- TASK OBJECTIVE:
Here are some records. Copy each one exactly.

────────

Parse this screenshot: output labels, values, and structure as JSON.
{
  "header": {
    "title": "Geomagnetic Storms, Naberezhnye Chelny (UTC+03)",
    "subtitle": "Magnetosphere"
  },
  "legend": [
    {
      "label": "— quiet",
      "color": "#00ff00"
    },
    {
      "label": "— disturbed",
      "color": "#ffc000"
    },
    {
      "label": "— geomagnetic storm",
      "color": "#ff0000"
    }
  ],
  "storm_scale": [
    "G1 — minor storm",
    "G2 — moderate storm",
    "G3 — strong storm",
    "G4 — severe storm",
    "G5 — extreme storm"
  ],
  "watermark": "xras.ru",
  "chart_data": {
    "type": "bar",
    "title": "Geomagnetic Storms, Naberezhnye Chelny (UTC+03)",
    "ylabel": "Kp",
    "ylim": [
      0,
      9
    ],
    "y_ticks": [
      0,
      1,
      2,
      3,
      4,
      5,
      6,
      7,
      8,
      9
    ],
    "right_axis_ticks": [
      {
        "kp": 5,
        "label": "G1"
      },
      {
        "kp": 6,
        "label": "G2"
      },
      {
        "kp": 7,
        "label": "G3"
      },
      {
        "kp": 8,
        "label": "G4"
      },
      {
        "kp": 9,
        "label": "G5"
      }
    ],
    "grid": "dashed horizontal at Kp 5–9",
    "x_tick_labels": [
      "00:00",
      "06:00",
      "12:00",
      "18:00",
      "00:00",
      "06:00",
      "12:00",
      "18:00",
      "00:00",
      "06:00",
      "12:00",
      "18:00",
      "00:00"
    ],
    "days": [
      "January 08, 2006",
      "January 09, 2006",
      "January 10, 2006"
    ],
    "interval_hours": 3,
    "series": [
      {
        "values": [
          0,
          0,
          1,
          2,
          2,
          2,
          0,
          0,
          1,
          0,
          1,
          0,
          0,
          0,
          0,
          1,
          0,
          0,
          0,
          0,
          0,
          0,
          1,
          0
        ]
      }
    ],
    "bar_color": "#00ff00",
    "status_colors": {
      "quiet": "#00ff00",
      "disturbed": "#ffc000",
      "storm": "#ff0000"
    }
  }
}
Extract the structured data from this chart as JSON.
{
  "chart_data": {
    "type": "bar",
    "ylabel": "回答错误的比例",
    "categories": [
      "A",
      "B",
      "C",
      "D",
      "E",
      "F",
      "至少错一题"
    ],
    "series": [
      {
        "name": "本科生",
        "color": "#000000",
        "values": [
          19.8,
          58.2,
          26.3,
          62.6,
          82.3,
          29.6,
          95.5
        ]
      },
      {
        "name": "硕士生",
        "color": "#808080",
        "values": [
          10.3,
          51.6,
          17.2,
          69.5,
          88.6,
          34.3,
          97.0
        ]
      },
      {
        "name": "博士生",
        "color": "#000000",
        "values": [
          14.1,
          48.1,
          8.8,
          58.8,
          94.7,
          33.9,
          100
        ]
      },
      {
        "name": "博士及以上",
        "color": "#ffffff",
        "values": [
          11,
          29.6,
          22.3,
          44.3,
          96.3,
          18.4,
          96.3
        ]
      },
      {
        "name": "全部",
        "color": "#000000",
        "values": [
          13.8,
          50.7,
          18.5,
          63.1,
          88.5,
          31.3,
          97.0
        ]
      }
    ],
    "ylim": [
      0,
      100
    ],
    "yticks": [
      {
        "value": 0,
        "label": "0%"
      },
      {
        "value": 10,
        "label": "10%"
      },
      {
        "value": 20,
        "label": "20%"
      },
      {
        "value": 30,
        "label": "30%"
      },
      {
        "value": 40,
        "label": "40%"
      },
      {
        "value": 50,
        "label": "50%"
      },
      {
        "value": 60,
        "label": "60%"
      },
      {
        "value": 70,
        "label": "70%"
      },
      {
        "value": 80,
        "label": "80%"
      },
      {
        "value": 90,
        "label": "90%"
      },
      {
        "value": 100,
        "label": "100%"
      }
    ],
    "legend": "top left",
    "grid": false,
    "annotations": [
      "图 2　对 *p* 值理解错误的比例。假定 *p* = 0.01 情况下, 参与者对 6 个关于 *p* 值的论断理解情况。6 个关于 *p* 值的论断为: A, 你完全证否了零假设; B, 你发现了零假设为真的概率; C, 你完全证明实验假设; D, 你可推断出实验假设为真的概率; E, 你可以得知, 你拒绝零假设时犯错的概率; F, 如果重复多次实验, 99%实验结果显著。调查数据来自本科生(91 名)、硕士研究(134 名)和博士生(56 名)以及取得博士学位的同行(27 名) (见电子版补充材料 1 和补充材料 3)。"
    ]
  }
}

────────

- OUTPUT FOR THIS EXERCISE:
Parse this screenshot: output labels, values, and structure as JSON.
{
  "header": {
    "title": "Geomagnetic Storms, Naberezhnye Chelny (UTC+03)",
    "subtitle": "Magnetosphere"
  },
  "legend": [
    {
      "label": "— quiet",
      "color": "#00ff00"
    },
    {
      "label": "— disturbed",
      "color": "#ffc000"
    },
    {
      "label": "— geomagnetic storm",
      "color": "#ff0000"
    }
  ],
  "storm_scale": [
    "G1 — minor storm",
    "G2 — moderate storm",
    "G3 — strong storm",
    "G4 — severe storm",
    "G5 — extreme storm"
  ],
  "watermark": "xras.ru",
  "chart_data": {
    "type": "bar",
    "title": "Geomagnetic Storms, Naberezhnye Chelny (UTC+03)",
    "ylabel": "Kp",
    "ylim": [
      0,
      9
    ],
    "y_ticks": [
      0,
      1,
      2,
      3,
      4,
      5,
      6,
      7,
      8,
      9
    ],
    "right_axis_ticks": [
      {
        "kp": 5,
        "label": "G1"
      },
      {
        "kp": 6,
        "label": "G2"
      },
      {
        "kp": 7,
        "label": "G3"
      },
      {
        "kp": 8,
        "label": "G4"
      },
      {
        "kp": 9,
        "label": "G5"
      }
    ],
    "grid": "dashed horizontal at Kp 5–9",
    "x_tick_labels": [
      "00:00",
      "06:00",
      "12:00",
      "18:00",
      "00:00",
      "06:00",
      "12:00",
      "18:00",
      "00:00",
      "06:00",
      "12:00",
      "18:00",
      "00:00"
    ],
    "days": [
      "January 08, 2006",
      "January 09, 2006",
      "January 10, 2006"
    ],
    "interval_hours": 3,
    "series": [
      {
        "values": [
          0,
          0,
          1,
          2,
          2,
          2,
          0,
          0,
          1,
          0,
          1,
          0,
          0,
          0,
          0,
          1,
          0,
          0,
          0,
          0,
          0,
          0,
          1,
          0
        ]
      }
    ],
    "bar_color": "#00ff00",
    "status_colors": {
      "quiet": "#00ff00",
      "disturbed": "#ffc000",
      "storm": "#ff0000"
    }
  }
}
Extract the structured data from this chart as JSON.
{
  "chart_data": {
    "type": "bar",
    "ylabel": "回答错误的比例",
    "categories": [
      "A",
      "B",
      "C",
      "D",
      "E",
      "F",
      "至少错一题"
    ],
    "series": [
      {
        "name": "本科生",
        "color": "#000000",
        "values": [
          19.8,
          58.2,
          26.3,
          62.6,
          82.3,
          29.6,
          95.5
        ]
      },
      {
        "name": "硕士生",
        "color": "#808080",
        "values": [
          10.3,
          51.6,
          17.2,
          69.5,
          88.6,
          34.3,
          97.0
        ]
      },
      {
        "name": "博士生",
        "color": "#000000",
        "values": [
          14.1,
          48.1,
          8.8,
          58.8,
          94.7,
          33.9,
          100
        ]
      },
      {
        "name": "博士及以上",
        "color": "#ffffff",
        "values": [
          11,
          29.6,
          22.3,
          44.3,
          96.3,
          18.4,
          96.3
        ]
      },
      {
        "name": "全部",
        "color": "#000000",
        "values": [
          13.8,
          50.7,
          18.5,
          63.1,
          88.5,
          31.3,
          97.0
        ]
      }
    ],
    "ylim": [
      0,
      100
    ],
    "yticks": [
      {
        "value": 0,
        "label": "0%"
      },
      {
        "value": 10,
        "label": "10%"
      },
      {
        "value": 20,
        "label": "20%"
      },
      {
        "value": 30,
        "label": "30%"
      },
      {
        "value": 40,
        "label": "40%"
      },
      {
        "value": 50,
        "label": "50%"
      },
      {
        "value": 60,
        "label": "60%"
      },
      {
        "value": 70,
        "label": "70%"
      },
      {
        "value": 80,
        "label": "80%"
      },
      {
        "value": 90,
        "label": "90%"
      },
      {
        "value": 100,
        "label": "100%"
      }
    ],
    "legend": "top left",
    "grid": false,
    "annotations": [
      "图 2　对 *p* 值理解错误的比例。假定 *p* = 0.01 情况下, 参与者对 6 个关于 *p* 值的论断理解情况。6 个关于 *p* 值的论断为: A, 你完全证否了零假设; B, 你发现了零假设为真的概率; C, 你完全证明实验假设; D, 你可推断出实验假设为真的概率; E, 你可以得知, 你拒绝零假设时犯错的概率; F, 如果重复多次实验, 99%实验结果显著。调查数据来自本科生(91 名)、硕士研究(134 名)和博士生(56 名)以及取得博士学位的同行(27 名) (见电子版补充材料 1 和补充材料 3)。"
    ]
  }
}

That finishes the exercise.